=== Tasks to carry out ===
- 1) In the article about university alumni at the Queen's funeral, translate this sentence into French: "It was a real honour to be part of such a historic moment and pay tribute to the figure head of the armed forces."
- 2) Carry the article about university alumni at Queen Elizabeth II's funeral forward from its final sentence.

=== Text passage ===
▶

Alumni play key role in Queen Elizabeth II funeral

A number of talented members of Birmingham City University’s alumni community played key roles in the funeral of Queen Elizabeth II due to them being musicians in the Royal Air Force (RAF), British Army, and the Royal Marines.

The funeral, watched by over 28 million people in the UK alone, saw 18 graduates from the University’s Royal Birmingham Conservatoire (RBC) taking part in the procession from Westminster Abbey to Windsor Castle.

Air Specialist Class 1 Alan Thomas, who graduated from RBC in 2000, is now a Trumpeter in the Band of the RAF Regiment.

Speaking of his role in the funeral, which took place on 19 September, he said: “Given the sad news of Her Majesty’s passing, Operation London Bridge went immediately into action. We were notified of our roles within 24 hours and started rehearsals on the Monday before the funeral. This included an overnight dress rehearsal, starting at 2.30am and returning to RAF Northolt eight hours later.

“At the funeral, I was in the RAF 84-strong procession band which marched the RAF contingent up the Mall and Constitution Hill ahead of Her Majesty’s coffin. One other RAF band was route lining in London, while a further band was route lining in Windsor.

“It was a real honour to be part of such a historic moment and pay tribute to the figure head of the armed forces. Forming a huge, massed band by Wellington Arch was memorable. Surely the largest rendition of God Save the King! We also formed up on horse guards, where we listened to the funeral service over the speakers, hearing the splendid choral singing and trumpeting by the household cavalry.

“It was such a large operation, right from leaving RAF Northolt at 4.30am, being fed and looked after at Wellington Barracks and forming up amongst 3,000 troops taking part in the funeral. It was a real privilege to be a small part of such a momentous tribute to Her Majesty.”

◀

=== Dataset entries ===
▶

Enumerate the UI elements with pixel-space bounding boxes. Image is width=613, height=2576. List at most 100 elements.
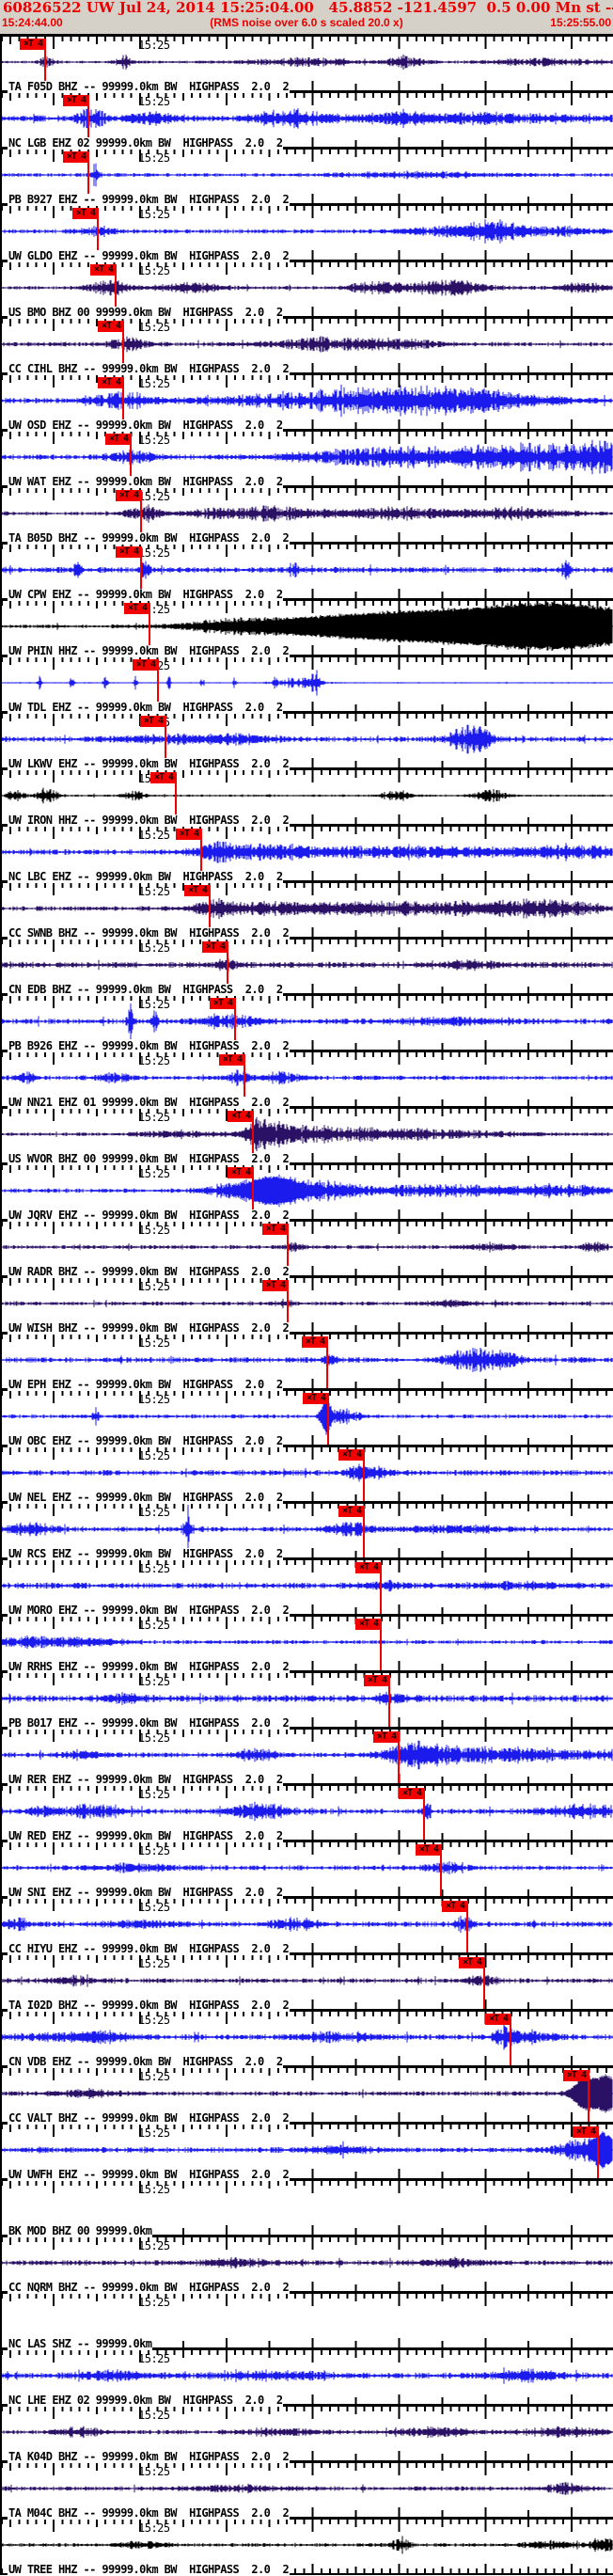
pick-flag[interactable]: ×T 4 <box>338 1506 365 1517</box>
pick-flag[interactable]: ×T 4 <box>262 1224 289 1235</box>
pick-flag[interactable]: ×T 4 <box>416 1844 442 1856</box>
time-tick-label: 15:25 <box>138 2465 170 2478</box>
pick-flag[interactable]: ×T 4 <box>133 659 159 671</box>
trace-label: TA M04C BHZ -- 99999.0km BW HIGHPASS 2.0… <box>8 2506 291 2520</box>
pick-flag[interactable]: ×T 4 <box>302 1336 328 1348</box>
pick-flag[interactable]: ×T 4 <box>364 1675 390 1686</box>
event-summary-text: 60826522 UW Jul 24, 2014 15:25:04.00 45.… <box>3 0 613 16</box>
pick-flag[interactable]: ×T 4 <box>355 1562 382 1573</box>
trace-label: UW NN21 EHZ 01 99999.0km BW HIGHPASS 2.0… <box>8 1096 291 1109</box>
time-tick-label: 15:25 <box>138 1675 170 1688</box>
pick-flag[interactable]: ×T 4 <box>124 603 150 614</box>
trace-label: UW OSD EHZ -- 99999.0km BW HIGHPASS 2.0 … <box>8 419 284 432</box>
time-tick-label: 15:25 <box>138 2183 170 2196</box>
seismic-picker-window: 60826522 UW Jul 24, 2014 15:25:04.00 45.… <box>0 0 613 2576</box>
pick-flag[interactable]: ×T 4 <box>355 1619 382 1630</box>
trace-panel: 15:25 ×T 4 UW WAT EHZ -- 99999.0km BW HI… <box>2 429 613 488</box>
pick-flag[interactable]: ×T 4 <box>98 321 124 332</box>
trace-label: UW GLDO EHZ -- 99999.0km BW HIGHPASS 2.0… <box>8 249 291 262</box>
time-tick-label: 15:25 <box>138 151 170 165</box>
trace-panel: 15:25 UW TREE HHZ -- 99999.0km BW HIGHPA… <box>2 2517 613 2576</box>
pick-flag[interactable]: ×T 4 <box>228 1167 254 1178</box>
time-tick-label: 15:25 <box>138 1280 170 1293</box>
pick-flag[interactable]: ×T 4 <box>219 1054 245 1066</box>
pick-flag[interactable]: ×T 4 <box>573 2126 599 2138</box>
trace-label: CC VALT BHZ -- 99999.0km BW HIGHPASS 2.0… <box>8 2111 291 2125</box>
pick-flag[interactable]: ×T 4 <box>373 1731 400 1743</box>
time-tick-label: 15:25 <box>138 2409 170 2422</box>
pick-flag[interactable]: ×T 4 <box>459 1957 485 1968</box>
pick-flag[interactable]: ×T 4 <box>116 546 142 558</box>
trace-panel: 15:25 ×T 4 UW NEL EHZ -- 99999.0km BW HI… <box>2 1445 613 1504</box>
time-tick-label: 15:25 <box>138 2239 170 2252</box>
rms-scale-note: (RMS noise over 6.0 s scaled 20.0 x) <box>210 16 403 29</box>
pick-flag[interactable]: ×T 4 <box>563 2070 589 2081</box>
pick-flag[interactable]: ×T 4 <box>63 151 89 163</box>
pick-flag[interactable]: ×T 4 <box>90 264 117 276</box>
time-tick-label: 15:25 <box>138 1619 170 1632</box>
time-tick-label: 15:25 <box>138 208 170 221</box>
trace-label: PB B927 EHZ -- 99999.0km BW HIGHPASS 2.0… <box>8 193 291 206</box>
trace-panel: 15:25 NC LAS SHZ -- 99999.0km <box>2 2291 613 2350</box>
trace-label: UW WISH BHZ -- 99999.0km BW HIGHPASS 2.0… <box>8 1321 291 1335</box>
trace-panel: 15:25 ×T 4 CC VALT BHZ -- 99999.0km BW H… <box>2 2065 613 2125</box>
pick-flag[interactable]: ×T 4 <box>303 1393 329 1404</box>
trace-panel: 15:25 ×T 4 TA F05D BHZ -- 99999.0km BW H… <box>2 34 613 93</box>
time-tick-label: 15:25 <box>138 1731 170 1745</box>
time-tick-label: 15:25 <box>138 1506 170 1519</box>
pick-flag[interactable]: ×T 4 <box>262 1280 289 1291</box>
pick-flag[interactable]: ×T 4 <box>228 1111 254 1122</box>
trace-panel: 15:25 ×T 4 UW RER EHZ -- 99999.0km BW HI… <box>2 1727 613 1786</box>
trace-panel: 15:25 ×T 4 UW TDL EHZ -- 99999.0km BW HI… <box>2 655 613 714</box>
trace-panel: 15:25 ×T 4 UW PHIN HHZ -- 99999.0km BW H… <box>2 598 613 657</box>
trace-panel: 15:25 ×T 4 UW NN21 EHZ 01 99999.0km BW H… <box>2 1050 613 1109</box>
trace-panel: 15:25 ×T 4 CC SWNB BHZ -- 99999.0km BW H… <box>2 880 613 940</box>
pick-flag[interactable]: ×T 4 <box>485 2014 511 2025</box>
trace-panel: 15:25 ×T 4 UW LKWV EHZ -- 99999.0km BW H… <box>2 711 613 770</box>
pick-flag[interactable]: ×T 4 <box>98 377 124 388</box>
time-tick-label: 15:25 <box>138 39 170 52</box>
time-tick-label: 15:25 <box>138 546 170 560</box>
trace-panel: 15:25 ×T 4 CN EDB BHZ -- 99999.0km BW HI… <box>2 937 613 996</box>
trace-label: UW CPW EHZ -- 99999.0km BW HIGHPASS 2.0 … <box>8 588 284 601</box>
trace-panel: 15:25 ×T 4 UW IRON HHZ -- 99999.0km BW H… <box>2 767 613 827</box>
trace-panel: 15:25 ×T 4 UW EPH EHZ -- 99999.0km BW HI… <box>2 1332 613 1391</box>
trace-panel: 15:25 ×T 4 UW WISH BHZ -- 99999.0km BW H… <box>2 1275 613 1335</box>
trace-label: UW NEL EHZ -- 99999.0km BW HIGHPASS 2.0 … <box>8 1491 284 1504</box>
trace-panel: 15:25 ×T 4 PB B017 EHZ -- 99999.0km BW H… <box>2 1670 613 1730</box>
trace-panel: 15:25 ×T 4 UW MORO EHZ -- 99999.0km BW H… <box>2 1557 613 1617</box>
pick-flag[interactable]: ×T 4 <box>399 1788 425 1799</box>
time-tick-label: 15:25 <box>138 490 170 503</box>
pick-flag[interactable]: ×T 4 <box>105 434 132 445</box>
pick-flag[interactable]: ×T 4 <box>116 490 142 501</box>
pick-flag[interactable]: ×T 4 <box>176 829 202 840</box>
time-tick-label: 15:25 <box>138 377 170 390</box>
trace-panel: 15:25 ×T 4 PB B927 EHZ -- 99999.0km BW H… <box>2 147 613 206</box>
pick-flag[interactable]: ×T 4 <box>150 772 177 783</box>
pick-flag[interactable]: ×T 4 <box>20 39 46 50</box>
pick-flag[interactable]: ×T 4 <box>184 885 211 896</box>
trace-panel: 15:25 ×T 4 CN VDB EHZ -- 99999.0km BW HI… <box>2 2009 613 2068</box>
trace-label: UW SNI EHZ -- 99999.0km BW HIGHPASS 2.0 … <box>8 1886 284 1899</box>
pick-flag[interactable]: ×T 4 <box>442 1901 468 1912</box>
trace-label: PB B926 EHZ -- 99999.0km BW HIGHPASS 2.0… <box>8 1039 291 1052</box>
trace-label: UW MORO EHZ -- 99999.0km BW HIGHPASS 2.0… <box>8 1604 291 1617</box>
trace-label: US WVOR BHZ 00 99999.0km BW HIGHPASS 2.0… <box>8 1152 291 1165</box>
pick-flag[interactable]: ×T 4 <box>210 998 236 1009</box>
pick-flag[interactable]: ×T 4 <box>202 941 228 953</box>
trace-label: TA I02D BHZ -- 99999.0km BW HIGHPASS 2.0… <box>8 1999 291 2012</box>
trace-panel: 15:25 ×T 4 CC CIHL BHZ -- 99999.0km BW H… <box>2 316 613 375</box>
pick-flag[interactable]: ×T 4 <box>63 95 89 106</box>
trace-label: PB B017 EHZ -- 99999.0km BW HIGHPASS 2.0… <box>8 1716 291 1730</box>
trace-panel: 15:25 ×T 4 NC LGB EHZ 02 99999.0km BW HI… <box>2 90 613 150</box>
trace-label: UW TDL EHZ -- 99999.0km BW HIGHPASS 2.0 … <box>8 701 284 714</box>
trace-label: NC LHE EHZ 02 99999.0km BW HIGHPASS 2.0 … <box>8 2394 284 2407</box>
trace-panel: 15:25 BK MOD BHZ 00 99999.0km <box>2 2178 613 2237</box>
pick-flag[interactable]: ×T 4 <box>338 1449 365 1461</box>
pick-flag[interactable]: ×T 4 <box>140 716 166 727</box>
pick-flag[interactable]: ×T 4 <box>72 208 99 219</box>
time-tick-label: 15:25 <box>138 95 170 108</box>
trace-panel: 15:25 ×T 4 UW RRHS EHZ -- 99999.0km BW H… <box>2 1614 613 1673</box>
trace-panel: 15:25 ×T 4 PB B926 EHZ -- 99999.0km BW H… <box>2 993 613 1052</box>
trace-panel: 15:25 ×T 4 UW RCS EHZ -- 99999.0km BW HI… <box>2 1501 613 1560</box>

◀

=== Outputs for the tasks ===
- 1) Ce fut un véritable honneur de prendre part à un moment aussi historique et de rendre hommage à la figure de proue des forces armées.

- 2)
Neil Chapman graduated from RBC in 2000 with an MA in Performance. Nowadays, he is Media and Communications Officer at the Royal Air Force Music Services, alongside being a musician in the RAF, where he plays the bassoon, and doubles up on bass drum or cymbals for parade work.

Following the death of the Queen, the alumnus expected to look after any media enquiries directed towards the RAF bands, but was surprised to be asked to also play at the funeral.

Neil said: “I knew I would be looking after any media enquiries directed towards the RAF Bands, but it was a great honour to be asked to play with the one of the bands for the funeral.

“All RAF Musicians were brought to RAF Northolt for rehearsals a week before the funeral, it was at this point I was informed I would be playing the cymbals in the Combined Bands of the RAF, which would lead the RAF Contingent in the procession.

“We began with music rehearsals in the studio, which were followed by drill rehearsals on the parade square to become accustomed to marching at 75 paces per minute. This pace is unique to state funerals and is neither the 'quick' or 'slow' march tempo we usually march at.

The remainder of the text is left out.